RECORD EXTRACTS:
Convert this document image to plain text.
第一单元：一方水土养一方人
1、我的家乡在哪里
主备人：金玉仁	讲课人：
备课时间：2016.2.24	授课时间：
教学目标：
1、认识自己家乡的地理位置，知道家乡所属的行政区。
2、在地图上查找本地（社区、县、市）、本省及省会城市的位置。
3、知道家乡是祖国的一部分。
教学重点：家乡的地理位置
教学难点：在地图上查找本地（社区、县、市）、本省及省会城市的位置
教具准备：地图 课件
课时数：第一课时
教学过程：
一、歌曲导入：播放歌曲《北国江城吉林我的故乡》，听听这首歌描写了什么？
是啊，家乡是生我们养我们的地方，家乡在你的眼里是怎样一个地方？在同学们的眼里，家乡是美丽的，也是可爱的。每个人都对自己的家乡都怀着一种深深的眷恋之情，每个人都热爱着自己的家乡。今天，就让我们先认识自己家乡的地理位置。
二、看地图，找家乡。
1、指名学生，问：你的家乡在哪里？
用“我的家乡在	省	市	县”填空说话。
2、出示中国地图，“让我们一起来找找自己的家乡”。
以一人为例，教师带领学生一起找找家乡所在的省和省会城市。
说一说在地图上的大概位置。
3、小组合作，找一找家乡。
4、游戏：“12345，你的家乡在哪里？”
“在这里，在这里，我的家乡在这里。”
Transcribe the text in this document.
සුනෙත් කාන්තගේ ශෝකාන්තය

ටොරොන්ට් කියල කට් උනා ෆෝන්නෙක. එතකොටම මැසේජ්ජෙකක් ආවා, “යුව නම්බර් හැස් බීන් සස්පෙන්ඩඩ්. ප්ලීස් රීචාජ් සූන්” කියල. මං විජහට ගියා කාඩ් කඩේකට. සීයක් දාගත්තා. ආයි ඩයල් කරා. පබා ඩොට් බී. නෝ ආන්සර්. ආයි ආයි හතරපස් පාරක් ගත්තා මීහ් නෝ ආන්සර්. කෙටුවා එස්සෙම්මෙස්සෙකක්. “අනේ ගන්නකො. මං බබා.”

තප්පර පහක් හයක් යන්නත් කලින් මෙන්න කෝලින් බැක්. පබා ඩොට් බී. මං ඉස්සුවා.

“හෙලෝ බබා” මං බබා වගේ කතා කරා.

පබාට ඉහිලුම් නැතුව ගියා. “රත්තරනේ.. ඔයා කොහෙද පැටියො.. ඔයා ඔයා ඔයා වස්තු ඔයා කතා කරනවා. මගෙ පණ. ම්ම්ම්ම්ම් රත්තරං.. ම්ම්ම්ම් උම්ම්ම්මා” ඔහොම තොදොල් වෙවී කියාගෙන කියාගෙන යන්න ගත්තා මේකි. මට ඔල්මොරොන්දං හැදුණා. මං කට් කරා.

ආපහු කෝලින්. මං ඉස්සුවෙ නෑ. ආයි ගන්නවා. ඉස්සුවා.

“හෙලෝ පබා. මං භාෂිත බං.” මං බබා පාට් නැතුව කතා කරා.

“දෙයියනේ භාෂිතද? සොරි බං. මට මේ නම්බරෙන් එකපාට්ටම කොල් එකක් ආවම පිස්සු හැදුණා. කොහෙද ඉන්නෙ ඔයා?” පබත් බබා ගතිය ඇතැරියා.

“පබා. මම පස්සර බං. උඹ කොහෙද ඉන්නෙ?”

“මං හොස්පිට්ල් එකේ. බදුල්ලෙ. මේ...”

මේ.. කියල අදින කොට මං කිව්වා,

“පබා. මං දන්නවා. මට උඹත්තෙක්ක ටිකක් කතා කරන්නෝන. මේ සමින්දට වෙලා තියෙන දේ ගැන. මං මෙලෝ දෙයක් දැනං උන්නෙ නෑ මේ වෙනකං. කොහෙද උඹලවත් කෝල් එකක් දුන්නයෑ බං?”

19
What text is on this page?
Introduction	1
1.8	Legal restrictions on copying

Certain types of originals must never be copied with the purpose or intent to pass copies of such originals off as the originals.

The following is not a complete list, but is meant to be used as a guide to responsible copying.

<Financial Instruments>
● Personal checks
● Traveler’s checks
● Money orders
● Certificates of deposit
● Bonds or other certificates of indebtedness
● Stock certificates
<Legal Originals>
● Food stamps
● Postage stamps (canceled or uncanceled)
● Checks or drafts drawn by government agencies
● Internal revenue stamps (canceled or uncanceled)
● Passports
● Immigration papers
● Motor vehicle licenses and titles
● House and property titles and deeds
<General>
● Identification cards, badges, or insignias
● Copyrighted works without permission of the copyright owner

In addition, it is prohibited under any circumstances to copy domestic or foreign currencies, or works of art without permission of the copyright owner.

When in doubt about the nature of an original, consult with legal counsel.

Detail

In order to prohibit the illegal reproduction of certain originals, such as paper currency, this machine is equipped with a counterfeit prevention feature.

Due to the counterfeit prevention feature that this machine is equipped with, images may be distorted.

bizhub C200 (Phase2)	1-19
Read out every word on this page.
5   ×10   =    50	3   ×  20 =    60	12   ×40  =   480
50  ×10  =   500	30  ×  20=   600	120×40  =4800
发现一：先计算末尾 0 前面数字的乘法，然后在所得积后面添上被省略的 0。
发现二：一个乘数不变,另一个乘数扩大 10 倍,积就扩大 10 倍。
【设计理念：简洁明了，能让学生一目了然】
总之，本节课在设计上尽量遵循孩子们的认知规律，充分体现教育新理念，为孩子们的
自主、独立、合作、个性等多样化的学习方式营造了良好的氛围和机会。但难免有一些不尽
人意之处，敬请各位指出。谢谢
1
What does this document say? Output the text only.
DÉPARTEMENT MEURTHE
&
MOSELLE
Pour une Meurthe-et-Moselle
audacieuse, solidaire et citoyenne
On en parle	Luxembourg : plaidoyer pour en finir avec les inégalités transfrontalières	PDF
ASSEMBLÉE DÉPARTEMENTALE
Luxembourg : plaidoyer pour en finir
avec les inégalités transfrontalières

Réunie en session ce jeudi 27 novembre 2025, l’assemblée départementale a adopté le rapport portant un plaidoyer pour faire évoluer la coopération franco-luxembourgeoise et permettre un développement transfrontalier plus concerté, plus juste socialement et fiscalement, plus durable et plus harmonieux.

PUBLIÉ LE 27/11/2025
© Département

INSTRUCTION:
Repeat every entry word for word.

SOLUTION TO THIS PROBLEM:
Convert this document image to plain text.
第一单元：一方水土养一方人
1、我的家乡在哪里
主备人：金玉仁	讲课人：
备课时间：2016.2.24	授课时间：
教学目标：
1、认识自己家乡的地理位置，知道家乡所属的行政区。
2、在地图上查找本地（社区、县、市）、本省及省会城市的位置。
3、知道家乡是祖国的一部分。
教学重点：家乡的地理位置
教学难点：在地图上查找本地（社区、县、市）、本省及省会城市的位置
教具准备：地图 课件
课时数：第一课时
教学过程：
一、歌曲导入：播放歌曲《北国江城吉林我的故乡》，听听这首歌描写了什么？
是啊，家乡是生我们养我们的地方，家乡在你的眼里是怎样一个地方？在同学们的眼里，家乡是美丽的，也是可爱的。每个人都对自己的家乡都怀着一种深深的眷恋之情，每个人都热爱着自己的家乡。今天，就让我们先认识自己家乡的地理位置。
二、看地图，找家乡。
1、指名学生，问：你的家乡在哪里？
用“我的家乡在	省	市	县”填空说话。
2、出示中国地图，“让我们一起来找找自己的家乡”。
以一人为例，教师带领学生一起找找家乡所在的省和省会城市。
说一说在地图上的大概位置。
3、小组合作，找一找家乡。
4、游戏：“12345，你的家乡在哪里？”
“在这里，在这里，我的家乡在这里。”
Transcribe the text in this document.
සුනෙත් කාන්තගේ ශෝකාන්තය

ටොරොන්ට් කියල කට් උනා ෆෝන්නෙක. එතකොටම මැසේජ්ජෙකක් ආවා, “යුව නම්බර් හැස් බීන් සස්පෙන්ඩඩ්. ප්ලීස් රීචාජ් සූන්” කියල. මං විජහට ගියා කාඩ් කඩේකට. සීයක් දාගත්තා. ආයි ඩයල් කරා. පබා ඩොට් බී. නෝ ආන්සර්. ආයි ආයි හතරපස් පාරක් ගත්තා මීහ් නෝ ආන්සර්. කෙටුවා එස්සෙම්මෙස්සෙකක්. “අනේ ගන්නකො. මං බබා.”

තප්පර පහක් හයක් යන්නත් කලින් මෙන්න කෝලින් බැක්. පබා ඩොට් බී. මං ඉස්සුවා.

“හෙලෝ බබා” මං බබා වගේ කතා කරා.

පබාට ඉහිලුම් නැතුව ගියා. “රත්තරනේ.. ඔයා කොහෙද පැටියො.. ඔයා ඔයා ඔයා වස්තු ඔයා කතා කරනවා. මගෙ පණ. ම්ම්ම්ම්ම් රත්තරං.. ම්ම්ම්ම් උම්ම්ම්මා” ඔහොම තොදොල් වෙවී කියාගෙන කියාගෙන යන්න ගත්තා මේකි. මට ඔල්මොරොන්දං හැදුණා. මං කට් කරා.

ආපහු කෝලින්. මං ඉස්සුවෙ නෑ. ආයි ගන්නවා. ඉස්සුවා.

“හෙලෝ පබා. මං භාෂිත බං.” මං බබා පාට් නැතුව කතා කරා.

“දෙයියනේ භාෂිතද? සොරි බං. මට මේ නම්බරෙන් එකපාට්ටම කොල් එකක් ආවම පිස්සු හැදුණා. කොහෙද ඉන්නෙ ඔයා?” පබත් බබා ගතිය ඇතැරියා.

“පබා. මම පස්සර බං. උඹ කොහෙද ඉන්නෙ?”

“මං හොස්පිට්ල් එකේ. බදුල්ලෙ. මේ...”

මේ.. කියල අදින කොට මං කිව්වා,

“පබා. මං දන්නවා. මට උඹත්තෙක්ක ටිකක් කතා කරන්නෝන. මේ සමින්දට වෙලා තියෙන දේ ගැන. මං මෙලෝ දෙයක් දැනං උන්නෙ නෑ මේ වෙනකං. කොහෙද උඹලවත් කෝල් එකක් දුන්නයෑ බං?”

19
What text is on this page?
Introduction	1
1.8	Legal restrictions on copying

Certain types of originals must never be copied with the purpose or intent to pass copies of such originals off as the originals.

The following is not a complete list, but is meant to be used as a guide to responsible copying.

<Financial Instruments>
● Personal checks
● Traveler’s checks
● Money orders
● Certificates of deposit
● Bonds or other certificates of indebtedness
● Stock certificates
<Legal Originals>
● Food stamps
● Postage stamps (canceled or uncanceled)
● Checks or drafts drawn by government agencies
● Internal revenue stamps (canceled or uncanceled)
● Passports
● Immigration papers
● Motor vehicle licenses and titles
● House and property titles and deeds
<General>
● Identification cards, badges, or insignias
● Copyrighted works without permission of the copyright owner

In addition, it is prohibited under any circumstances to copy domestic or foreign currencies, or works of art without permission of the copyright owner.

When in doubt about the nature of an original, consult with legal counsel.

Detail

In order to prohibit the illegal reproduction of certain originals, such as paper currency, this machine is equipped with a counterfeit prevention feature.

Due to the counterfeit prevention feature that this machine is equipped with, images may be distorted.

bizhub C200 (Phase2)	1-19
Read out every word on this page.
5   ×10   =    50	3   ×  20 =    60	12   ×40  =   480
50  ×10  =   500	30  ×  20=   600	120×40  =4800
发现一：先计算末尾 0 前面数字的乘法，然后在所得积后面添上被省略的 0。
发现二：一个乘数不变,另一个乘数扩大 10 倍,积就扩大 10 倍。
【设计理念：简洁明了，能让学生一目了然】
总之，本节课在设计上尽量遵循孩子们的认知规律，充分体现教育新理念，为孩子们的
自主、独立、合作、个性等多样化的学习方式营造了良好的氛围和机会。但难免有一些不尽
人意之处，敬请各位指出。谢谢
1
What does this document say? Output the text only.
DÉPARTEMENT MEURTHE
&
MOSELLE
Pour une Meurthe-et-Moselle
audacieuse, solidaire et citoyenne
On en parle	Luxembourg : plaidoyer pour en finir avec les inégalités transfrontalières	PDF
ASSEMBLÉE DÉPARTEMENTALE
Luxembourg : plaidoyer pour en finir
avec les inégalités transfrontalières

Réunie en session ce jeudi 27 novembre 2025, l’assemblée départementale a adopté le rapport portant un plaidoyer pour faire évoluer la coopération franco-luxembourgeoise et permettre un développement transfrontalier plus concerté, plus juste socialement et fiscalement, plus durable et plus harmonieux.

PUBLIÉ LE 27/11/2025
© Département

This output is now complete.